Work to be completed: Copy out the whole listing exactly as written, leaving the pictures behind.

Supplied data:
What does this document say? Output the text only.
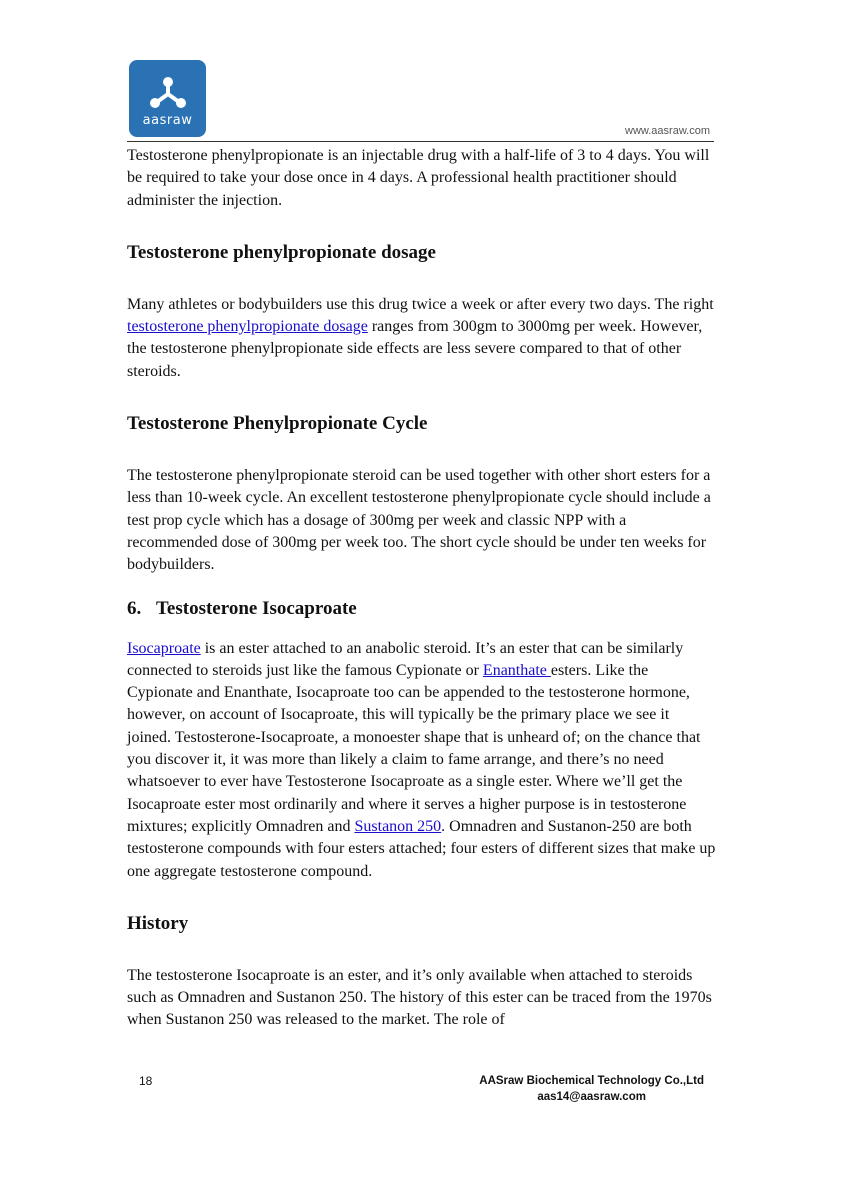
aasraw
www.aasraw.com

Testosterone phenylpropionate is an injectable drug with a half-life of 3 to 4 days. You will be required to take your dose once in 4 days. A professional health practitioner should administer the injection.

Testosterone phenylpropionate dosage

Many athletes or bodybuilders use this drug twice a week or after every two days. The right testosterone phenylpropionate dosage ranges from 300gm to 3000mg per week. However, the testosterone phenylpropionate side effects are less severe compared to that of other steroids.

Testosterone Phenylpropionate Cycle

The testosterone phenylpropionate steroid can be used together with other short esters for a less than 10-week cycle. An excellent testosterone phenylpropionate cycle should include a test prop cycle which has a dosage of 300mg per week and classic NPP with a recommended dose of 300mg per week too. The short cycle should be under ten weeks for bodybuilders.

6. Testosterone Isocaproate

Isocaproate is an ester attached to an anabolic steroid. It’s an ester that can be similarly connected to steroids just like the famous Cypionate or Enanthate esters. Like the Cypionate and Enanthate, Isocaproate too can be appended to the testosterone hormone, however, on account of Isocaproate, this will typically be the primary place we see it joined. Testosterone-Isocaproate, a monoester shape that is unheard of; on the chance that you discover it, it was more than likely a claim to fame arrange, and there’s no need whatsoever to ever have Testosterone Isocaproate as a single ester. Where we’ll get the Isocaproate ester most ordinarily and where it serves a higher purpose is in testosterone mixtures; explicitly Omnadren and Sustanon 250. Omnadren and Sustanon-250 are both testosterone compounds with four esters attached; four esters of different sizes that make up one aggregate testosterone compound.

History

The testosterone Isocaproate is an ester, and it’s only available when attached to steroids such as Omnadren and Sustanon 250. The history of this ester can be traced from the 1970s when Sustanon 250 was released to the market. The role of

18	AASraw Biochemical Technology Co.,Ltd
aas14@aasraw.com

Final result:
What does this document say? Output the text only.
aasraw
www.aasraw.com

Testosterone phenylpropionate is an injectable drug with a half-life of 3 to 4 days. You will be required to take your dose once in 4 days. A professional health practitioner should administer the injection.

Testosterone phenylpropionate dosage

Many athletes or bodybuilders use this drug twice a week or after every two days. The right testosterone phenylpropionate dosage ranges from 300gm to 3000mg per week. However, the testosterone phenylpropionate side effects are less severe compared to that of other steroids.

Testosterone Phenylpropionate Cycle

The testosterone phenylpropionate steroid can be used together with other short esters for a less than 10-week cycle. An excellent testosterone phenylpropionate cycle should include a test prop cycle which has a dosage of 300mg per week and classic NPP with a recommended dose of 300mg per week too. The short cycle should be under ten weeks for bodybuilders.

6. Testosterone Isocaproate

Isocaproate is an ester attached to an anabolic steroid. It’s an ester that can be similarly connected to steroids just like the famous Cypionate or Enanthate esters. Like the Cypionate and Enanthate, Isocaproate too can be appended to the testosterone hormone, however, on account of Isocaproate, this will typically be the primary place we see it joined. Testosterone-Isocaproate, a monoester shape that is unheard of; on the chance that you discover it, it was more than likely a claim to fame arrange, and there’s no need whatsoever to ever have Testosterone Isocaproate as a single ester. Where we’ll get the Isocaproate ester most ordinarily and where it serves a higher purpose is in testosterone mixtures; explicitly Omnadren and Sustanon 250. Omnadren and Sustanon-250 are both testosterone compounds with four esters attached; four esters of different sizes that make up one aggregate testosterone compound.

History

The testosterone Isocaproate is an ester, and it’s only available when attached to steroids such as Omnadren and Sustanon 250. The history of this ester can be traced from the 1970s when Sustanon 250 was released to the market. The role of

18	AASraw Biochemical Technology Co.,Ltd
aas14@aasraw.com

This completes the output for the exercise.